** Opening ENTRIES SUPPLIED block **

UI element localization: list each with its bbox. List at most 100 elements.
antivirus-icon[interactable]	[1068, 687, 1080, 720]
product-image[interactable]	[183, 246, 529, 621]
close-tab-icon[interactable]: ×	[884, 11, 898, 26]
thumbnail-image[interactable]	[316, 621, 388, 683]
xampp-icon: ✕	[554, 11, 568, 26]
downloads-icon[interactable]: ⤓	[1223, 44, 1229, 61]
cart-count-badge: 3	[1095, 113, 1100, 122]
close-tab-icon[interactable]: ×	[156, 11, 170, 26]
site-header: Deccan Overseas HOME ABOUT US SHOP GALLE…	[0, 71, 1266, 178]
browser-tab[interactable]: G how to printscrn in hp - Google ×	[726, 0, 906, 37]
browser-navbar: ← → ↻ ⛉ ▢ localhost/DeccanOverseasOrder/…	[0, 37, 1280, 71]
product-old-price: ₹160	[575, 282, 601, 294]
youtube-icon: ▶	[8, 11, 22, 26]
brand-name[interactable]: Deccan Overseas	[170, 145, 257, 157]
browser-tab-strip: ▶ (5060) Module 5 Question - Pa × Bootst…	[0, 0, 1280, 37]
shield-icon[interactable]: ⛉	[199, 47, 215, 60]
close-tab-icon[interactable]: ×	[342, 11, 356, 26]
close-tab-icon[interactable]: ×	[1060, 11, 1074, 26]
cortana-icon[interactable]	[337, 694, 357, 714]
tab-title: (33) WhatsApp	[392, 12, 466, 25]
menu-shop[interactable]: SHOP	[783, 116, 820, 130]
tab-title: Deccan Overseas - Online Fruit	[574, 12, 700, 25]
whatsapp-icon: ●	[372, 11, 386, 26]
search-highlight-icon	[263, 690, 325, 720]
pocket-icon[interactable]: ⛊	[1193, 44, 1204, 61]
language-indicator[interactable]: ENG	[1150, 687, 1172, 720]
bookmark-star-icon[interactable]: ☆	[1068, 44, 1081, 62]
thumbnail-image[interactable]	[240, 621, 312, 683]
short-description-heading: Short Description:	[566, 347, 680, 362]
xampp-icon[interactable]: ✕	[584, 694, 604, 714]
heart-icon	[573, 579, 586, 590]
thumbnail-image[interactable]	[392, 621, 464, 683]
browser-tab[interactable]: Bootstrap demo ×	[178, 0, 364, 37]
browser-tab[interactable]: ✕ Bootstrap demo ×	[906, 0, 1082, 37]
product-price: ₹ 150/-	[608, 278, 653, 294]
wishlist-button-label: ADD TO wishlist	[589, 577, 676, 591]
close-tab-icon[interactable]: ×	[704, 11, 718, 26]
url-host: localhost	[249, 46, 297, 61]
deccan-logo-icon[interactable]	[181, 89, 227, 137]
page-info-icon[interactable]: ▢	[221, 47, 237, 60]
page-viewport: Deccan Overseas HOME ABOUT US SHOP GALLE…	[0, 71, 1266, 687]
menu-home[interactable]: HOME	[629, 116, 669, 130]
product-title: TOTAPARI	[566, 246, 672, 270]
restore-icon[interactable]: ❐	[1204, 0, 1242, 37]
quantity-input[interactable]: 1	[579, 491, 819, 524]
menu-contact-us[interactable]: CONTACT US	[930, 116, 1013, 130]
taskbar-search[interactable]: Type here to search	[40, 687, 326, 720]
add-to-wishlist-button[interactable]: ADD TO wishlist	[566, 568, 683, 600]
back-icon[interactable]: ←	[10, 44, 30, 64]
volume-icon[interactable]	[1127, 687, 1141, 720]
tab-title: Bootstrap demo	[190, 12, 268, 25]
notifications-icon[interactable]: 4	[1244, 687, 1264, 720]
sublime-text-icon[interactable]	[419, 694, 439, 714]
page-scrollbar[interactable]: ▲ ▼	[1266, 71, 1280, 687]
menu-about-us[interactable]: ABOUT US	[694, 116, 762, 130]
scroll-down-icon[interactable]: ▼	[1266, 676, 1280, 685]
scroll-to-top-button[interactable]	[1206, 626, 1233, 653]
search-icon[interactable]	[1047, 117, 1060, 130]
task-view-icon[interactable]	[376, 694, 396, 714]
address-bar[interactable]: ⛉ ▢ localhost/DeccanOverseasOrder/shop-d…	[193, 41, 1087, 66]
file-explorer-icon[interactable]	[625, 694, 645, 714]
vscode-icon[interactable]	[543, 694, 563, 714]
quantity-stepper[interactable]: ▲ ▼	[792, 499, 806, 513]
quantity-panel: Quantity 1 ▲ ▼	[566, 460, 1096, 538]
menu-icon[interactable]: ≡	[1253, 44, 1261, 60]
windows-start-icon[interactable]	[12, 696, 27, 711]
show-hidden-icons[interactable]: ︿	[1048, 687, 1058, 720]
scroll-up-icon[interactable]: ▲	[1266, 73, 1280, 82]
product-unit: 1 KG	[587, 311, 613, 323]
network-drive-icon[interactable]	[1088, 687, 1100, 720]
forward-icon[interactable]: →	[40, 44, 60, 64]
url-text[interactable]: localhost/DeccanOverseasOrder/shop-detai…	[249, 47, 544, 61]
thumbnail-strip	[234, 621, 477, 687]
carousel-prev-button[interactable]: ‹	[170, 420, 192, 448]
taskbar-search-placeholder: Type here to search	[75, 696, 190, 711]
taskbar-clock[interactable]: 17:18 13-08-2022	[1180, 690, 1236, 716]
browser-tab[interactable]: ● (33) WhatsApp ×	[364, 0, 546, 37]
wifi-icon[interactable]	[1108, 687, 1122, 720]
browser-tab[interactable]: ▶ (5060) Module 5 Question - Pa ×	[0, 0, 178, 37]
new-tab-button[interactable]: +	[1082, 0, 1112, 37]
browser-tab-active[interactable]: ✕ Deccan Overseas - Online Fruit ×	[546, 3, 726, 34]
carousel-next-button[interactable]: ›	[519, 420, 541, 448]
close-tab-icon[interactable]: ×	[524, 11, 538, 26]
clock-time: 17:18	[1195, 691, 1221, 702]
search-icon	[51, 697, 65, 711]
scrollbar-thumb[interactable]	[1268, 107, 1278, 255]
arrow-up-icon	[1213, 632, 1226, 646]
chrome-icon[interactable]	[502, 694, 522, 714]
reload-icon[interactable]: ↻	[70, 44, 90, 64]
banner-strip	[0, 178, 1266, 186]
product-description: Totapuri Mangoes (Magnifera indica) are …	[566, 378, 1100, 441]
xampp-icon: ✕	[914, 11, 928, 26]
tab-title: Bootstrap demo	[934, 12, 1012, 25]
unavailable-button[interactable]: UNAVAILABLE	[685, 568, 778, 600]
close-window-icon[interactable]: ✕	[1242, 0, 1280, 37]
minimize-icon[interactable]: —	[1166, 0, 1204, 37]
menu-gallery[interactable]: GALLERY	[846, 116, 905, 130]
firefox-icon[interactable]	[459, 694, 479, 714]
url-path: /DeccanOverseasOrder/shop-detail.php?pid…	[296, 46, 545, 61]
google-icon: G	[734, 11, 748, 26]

** Closing ENTRIES SUPPLIED block **

In the entries above, tally the lines containing the word "quantity" and return only the tally.

SOLUTION TO THIS TASK: 3